*What to produce*. List every line below containing "Share".

━━ Exercise material

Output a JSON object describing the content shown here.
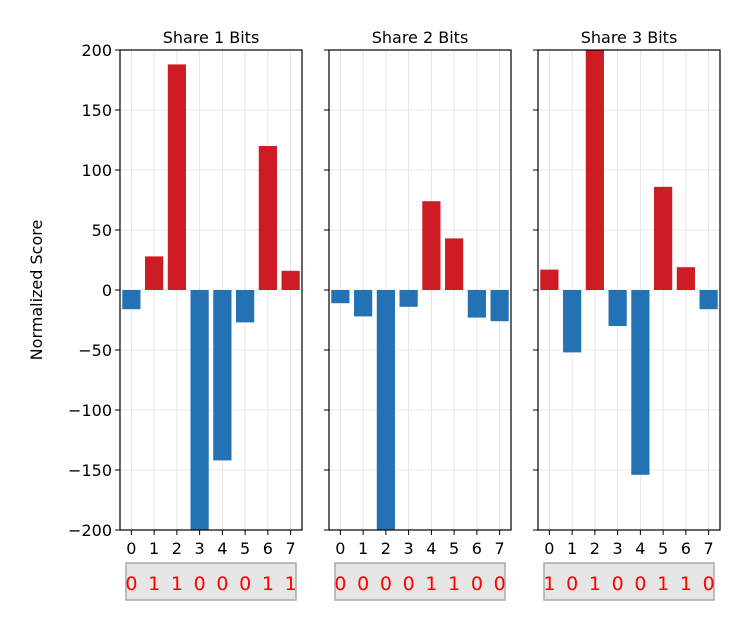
{
  "chart_data": [
    {
      "type": "bar",
      "title": "Share 1 Bits",
      "categories": [
        "0",
        "1",
        "2",
        "3",
        "4",
        "5",
        "6",
        "7"
      ],
      "values": [
        -16,
        28,
        188,
        -205,
        -142,
        -27,
        120,
        16
      ],
      "bits": [
        "0",
        "1",
        "1",
        "0",
        "0",
        "0",
        "1",
        "1"
      ],
      "xlabel": "",
      "ylabel": "Normalized Score",
      "ylim": [
        -200,
        200
      ],
      "yticks": [
        -200,
        -150,
        -100,
        -50,
        0,
        50,
        100,
        150,
        200
      ],
      "ytick_labels": [
        "−200",
        "−150",
        "−100",
        "−50",
        "0",
        "50",
        "100",
        "150",
        "200"
      ],
      "grid": true
    },
    {
      "type": "bar",
      "title": "Share 2 Bits",
      "categories": [
        "0",
        "1",
        "2",
        "3",
        "4",
        "5",
        "6",
        "7"
      ],
      "values": [
        -11,
        -22,
        -205,
        -14,
        74,
        43,
        -23,
        -26
      ],
      "bits": [
        "0",
        "0",
        "0",
        "0",
        "1",
        "1",
        "0",
        "0"
      ],
      "xlabel": "",
      "ylabel": "",
      "ylim": [
        -200,
        200
      ],
      "grid": true
    },
    {
      "type": "bar",
      "title": "Share 3 Bits",
      "categories": [
        "0",
        "1",
        "2",
        "3",
        "4",
        "5",
        "6",
        "7"
      ],
      "values": [
        17,
        -52,
        205,
        -30,
        -154,
        86,
        19,
        -16
      ],
      "bits": [
        "1",
        "0",
        "1",
        "0",
        "0",
        "1",
        "1",
        "0"
      ],
      "xlabel": "",
      "ylabel": "",
      "ylim": [
        -200,
        200
      ],
      "grid": true
    }
  ],
  "colors": {
    "positive": "#cd1c24",
    "negative": "#2272b4",
    "bit_text": "#ff0000",
    "bit_box_fill": "#e6e6e6",
    "bit_box_border": "#aaaaaa",
    "grid": "#e0e0e0"
  }
}
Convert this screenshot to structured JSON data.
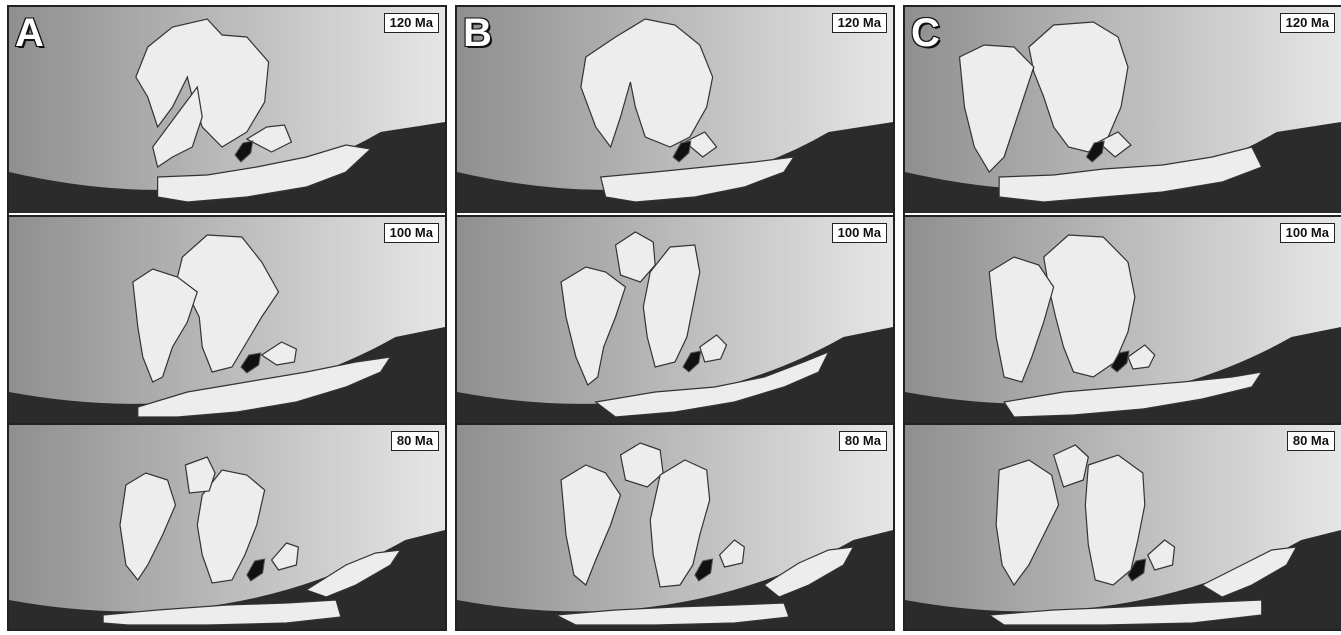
{
  "columns": [
    {
      "letter": "A",
      "panels": [
        {
          "age": "120 Ma"
        },
        {
          "age": "100 Ma"
        },
        {
          "age": "80 Ma"
        }
      ]
    },
    {
      "letter": "B",
      "panels": [
        {
          "age": "120 Ma"
        },
        {
          "age": "100 Ma"
        },
        {
          "age": "80 Ma"
        }
      ]
    },
    {
      "letter": "C",
      "panels": [
        {
          "age": "120 Ma"
        },
        {
          "age": "100 Ma"
        },
        {
          "age": "80 Ma"
        }
      ]
    }
  ],
  "colors": {
    "ocean_dark": "#8f8f8f",
    "ocean_light": "#e6e6e6",
    "land": "#ededed",
    "deep_earth": "#2b2b2b",
    "highlight_block": "#111111"
  }
}
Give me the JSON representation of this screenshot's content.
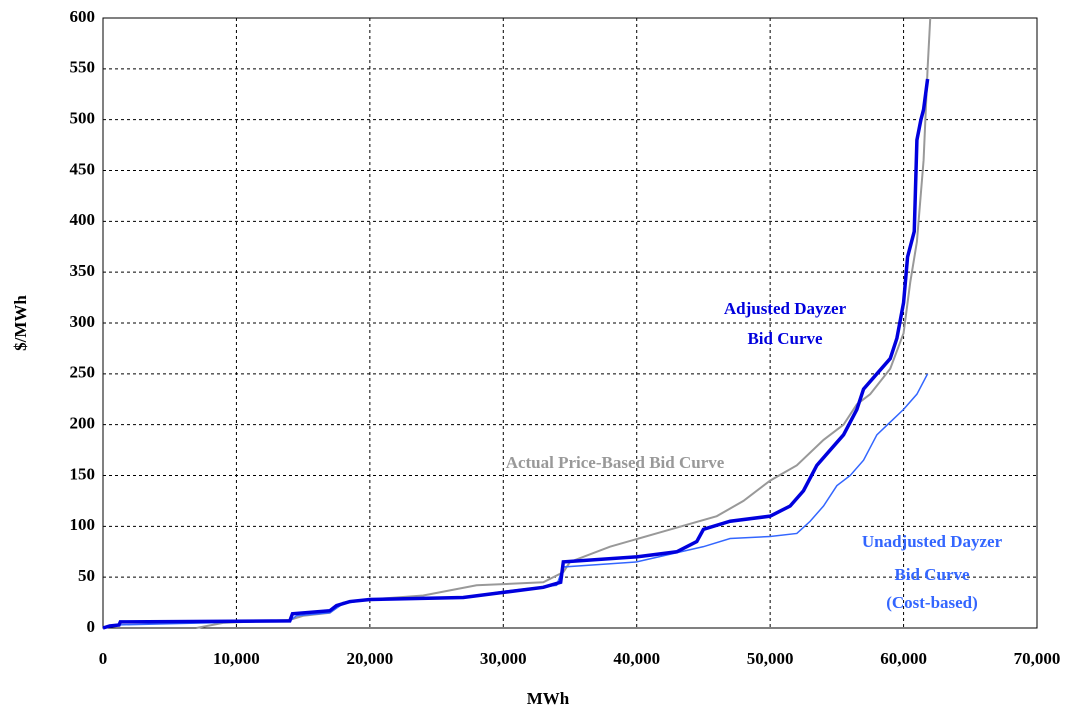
{
  "chart_data": {
    "type": "line",
    "xlabel": "MWh",
    "ylabel": "$/MWh",
    "xlim": [
      0,
      70000
    ],
    "ylim": [
      0,
      600
    ],
    "xticks": [
      0,
      {
        "value": 10000,
        "label": "10,000"
      },
      {
        "value": 20000,
        "label": "20,000"
      },
      {
        "value": 30000,
        "label": "30,000"
      },
      {
        "value": 40000,
        "label": "40,000"
      },
      {
        "value": 50000,
        "label": "50,000"
      },
      {
        "value": 60000,
        "label": "60,000"
      },
      {
        "value": 70000,
        "label": "70,000"
      }
    ],
    "yticks": [
      0,
      50,
      100,
      150,
      200,
      250,
      300,
      350,
      400,
      450,
      500,
      550,
      600
    ],
    "grid": true,
    "series": [
      {
        "name": "Actual Price-Based Bid Curve",
        "color": "#999999",
        "x": [
          7000,
          9000,
          14000,
          15000,
          17000,
          18000,
          20000,
          24000,
          28000,
          33000,
          34500,
          35000,
          38000,
          42000,
          46000,
          48000,
          50000,
          52000,
          54000,
          55500,
          56500,
          57500,
          59000,
          60000,
          60500,
          61000,
          61500,
          61800,
          62000
        ],
        "values": [
          0,
          5,
          8,
          12,
          15,
          25,
          28,
          32,
          42,
          45,
          55,
          65,
          80,
          95,
          110,
          125,
          145,
          160,
          185,
          200,
          220,
          230,
          255,
          290,
          340,
          380,
          460,
          550,
          600
        ]
      },
      {
        "name": "Unadjusted Dayzer Bid Curve",
        "color": "#3366ff",
        "x": [
          0,
          1000,
          14000,
          14500,
          17000,
          18000,
          20000,
          27000,
          30000,
          34000,
          34500,
          40000,
          45000,
          47000,
          50000,
          52000,
          53000,
          54000,
          55000,
          56000,
          57000,
          58000,
          60000,
          61000,
          61800
        ],
        "values": [
          0,
          3,
          7,
          12,
          15,
          24,
          28,
          30,
          36,
          42,
          60,
          65,
          80,
          88,
          90,
          93,
          105,
          120,
          140,
          150,
          165,
          190,
          215,
          230,
          250
        ]
      },
      {
        "name": "Adjusted Dayzer Bid Curve",
        "color": "#0000dd",
        "x": [
          0,
          500,
          1200,
          1300,
          14000,
          14200,
          17000,
          17500,
          18500,
          20000,
          27000,
          30000,
          33000,
          34300,
          34500,
          40000,
          43000,
          44500,
          45000,
          47000,
          50000,
          51500,
          52500,
          53500,
          54500,
          55500,
          56500,
          57000,
          58000,
          59000,
          59500,
          60000,
          60300,
          60800,
          61000,
          61300,
          61500,
          61800
        ],
        "values": [
          0,
          2,
          3,
          6,
          7,
          14,
          17,
          22,
          26,
          28,
          30,
          35,
          40,
          45,
          65,
          70,
          75,
          85,
          97,
          105,
          110,
          120,
          135,
          160,
          175,
          190,
          215,
          235,
          250,
          265,
          285,
          320,
          365,
          390,
          480,
          500,
          510,
          540
        ]
      }
    ],
    "annotations": [
      {
        "text": "Adjusted Dayzer",
        "color": "#0000dd"
      },
      {
        "text": "Bid Curve",
        "color": "#0000dd"
      },
      {
        "text": "Actual Price-Based Bid Curve",
        "color": "#999999"
      },
      {
        "text": "Unadjusted Dayzer",
        "color": "#3366ff"
      },
      {
        "text": "Bid Curve",
        "color": "#3366ff"
      },
      {
        "text": "(Cost-based)",
        "color": "#3366ff"
      }
    ]
  }
}
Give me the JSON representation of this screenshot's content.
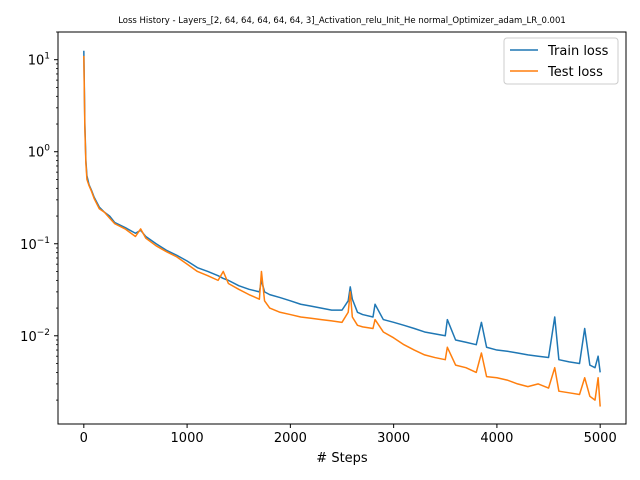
{
  "chart_data": {
    "type": "line",
    "title": "Loss History - Layers_[2, 64, 64, 64, 64, 64, 3]_Activation_relu_Init_He normal_Optimizer_adam_LR_0.001",
    "xlabel": "# Steps",
    "ylabel": "",
    "xlim": [
      -250,
      5250
    ],
    "ylim": [
      0.0011,
      20
    ],
    "yscale": "log",
    "grid": false,
    "legend_position": "top-right",
    "x_ticks": [
      0,
      1000,
      2000,
      3000,
      4000,
      5000
    ],
    "x_tick_labels": [
      "0",
      "1000",
      "2000",
      "3000",
      "4000",
      "5000"
    ],
    "y_ticks": [
      0.01,
      0.1,
      1,
      10
    ],
    "y_tick_labels": [
      "10^-2",
      "10^-1",
      "10^0",
      "10^1"
    ],
    "series": [
      {
        "name": "Train loss",
        "color": "#1f77b4",
        "x": [
          0,
          10,
          20,
          30,
          50,
          75,
          100,
          150,
          200,
          250,
          300,
          400,
          500,
          550,
          600,
          700,
          800,
          900,
          1000,
          1100,
          1200,
          1300,
          1350,
          1400,
          1500,
          1600,
          1700,
          1720,
          1750,
          1800,
          1900,
          2000,
          2100,
          2200,
          2300,
          2400,
          2500,
          2560,
          2580,
          2600,
          2650,
          2700,
          2800,
          2820,
          2900,
          3000,
          3100,
          3200,
          3300,
          3400,
          3500,
          3520,
          3600,
          3700,
          3800,
          3850,
          3900,
          4000,
          4100,
          4200,
          4300,
          4400,
          4500,
          4560,
          4600,
          4700,
          4800,
          4850,
          4900,
          4950,
          4980,
          5000
        ],
        "y": [
          12.5,
          2.0,
          0.8,
          0.55,
          0.44,
          0.38,
          0.32,
          0.25,
          0.22,
          0.2,
          0.17,
          0.15,
          0.13,
          0.14,
          0.12,
          0.1,
          0.085,
          0.075,
          0.065,
          0.055,
          0.05,
          0.045,
          0.042,
          0.04,
          0.035,
          0.032,
          0.03,
          0.04,
          0.03,
          0.028,
          0.026,
          0.024,
          0.022,
          0.021,
          0.02,
          0.019,
          0.019,
          0.024,
          0.034,
          0.025,
          0.018,
          0.017,
          0.016,
          0.022,
          0.015,
          0.014,
          0.013,
          0.012,
          0.011,
          0.0105,
          0.01,
          0.015,
          0.009,
          0.0085,
          0.008,
          0.014,
          0.0075,
          0.007,
          0.0068,
          0.0065,
          0.0062,
          0.006,
          0.0058,
          0.016,
          0.0055,
          0.0052,
          0.005,
          0.012,
          0.0048,
          0.0045,
          0.006,
          0.004
        ]
      },
      {
        "name": "Test loss",
        "color": "#ff7f0e",
        "x": [
          0,
          10,
          20,
          30,
          50,
          75,
          100,
          150,
          200,
          250,
          300,
          400,
          500,
          550,
          600,
          700,
          800,
          900,
          1000,
          1100,
          1200,
          1300,
          1350,
          1400,
          1500,
          1600,
          1700,
          1720,
          1750,
          1800,
          1900,
          2000,
          2100,
          2200,
          2300,
          2400,
          2500,
          2560,
          2580,
          2600,
          2650,
          2700,
          2800,
          2820,
          2900,
          3000,
          3100,
          3200,
          3300,
          3400,
          3500,
          3520,
          3600,
          3700,
          3800,
          3850,
          3900,
          4000,
          4100,
          4200,
          4300,
          4400,
          4500,
          4560,
          4600,
          4700,
          4800,
          4850,
          4900,
          4950,
          4980,
          5000
        ],
        "y": [
          11.0,
          1.8,
          0.75,
          0.5,
          0.43,
          0.37,
          0.31,
          0.24,
          0.22,
          0.19,
          0.165,
          0.145,
          0.12,
          0.145,
          0.115,
          0.095,
          0.082,
          0.072,
          0.06,
          0.05,
          0.045,
          0.04,
          0.05,
          0.037,
          0.032,
          0.028,
          0.025,
          0.05,
          0.024,
          0.02,
          0.018,
          0.017,
          0.016,
          0.0155,
          0.015,
          0.0145,
          0.014,
          0.018,
          0.03,
          0.016,
          0.013,
          0.0125,
          0.012,
          0.015,
          0.011,
          0.0095,
          0.008,
          0.007,
          0.0062,
          0.0058,
          0.0055,
          0.0075,
          0.0048,
          0.0045,
          0.004,
          0.0065,
          0.0036,
          0.0035,
          0.0033,
          0.003,
          0.0028,
          0.003,
          0.0027,
          0.0045,
          0.0025,
          0.0024,
          0.0023,
          0.0035,
          0.0022,
          0.002,
          0.0035,
          0.0017
        ]
      }
    ]
  }
}
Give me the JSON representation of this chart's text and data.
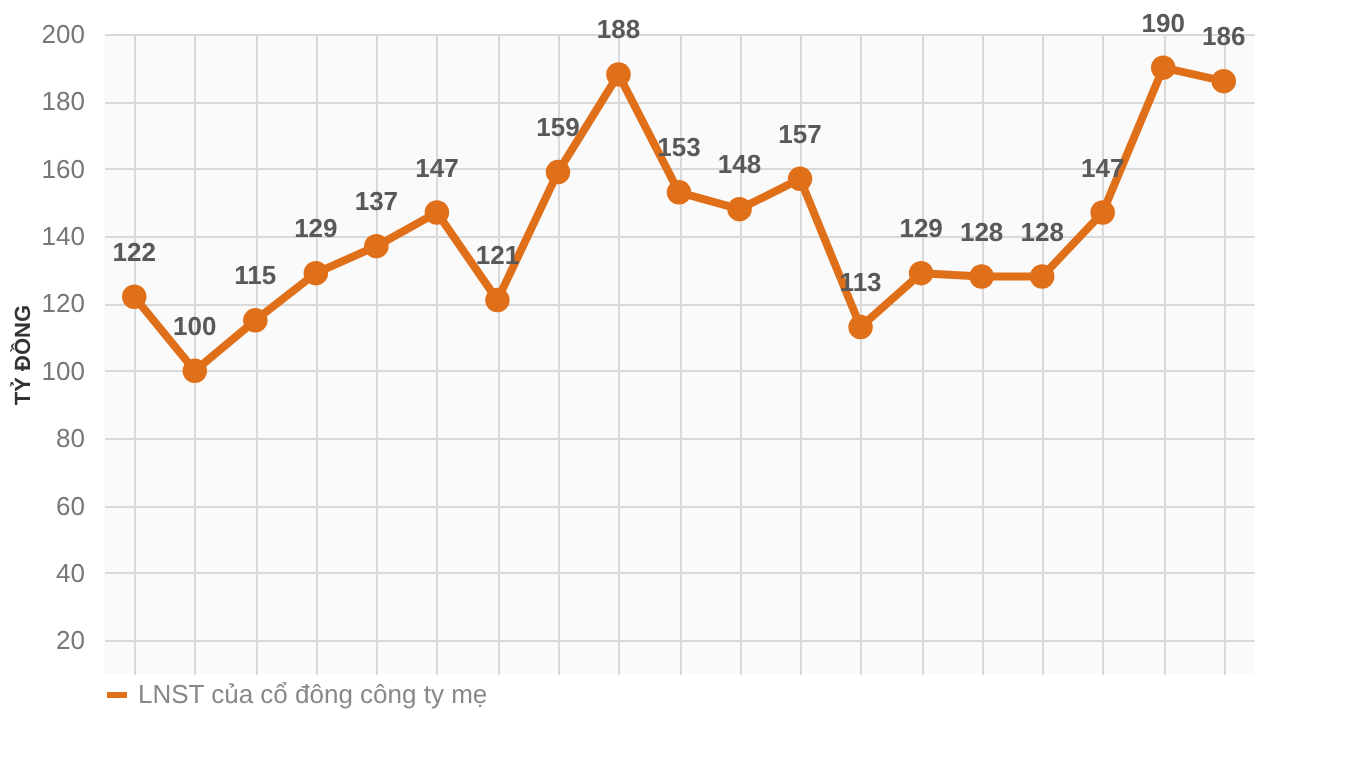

━━━━

*Output of the task*.
      "title": "Share 1 Bits",
      "title": "Share 2 Bits",
      "title": "Share 3 Bits",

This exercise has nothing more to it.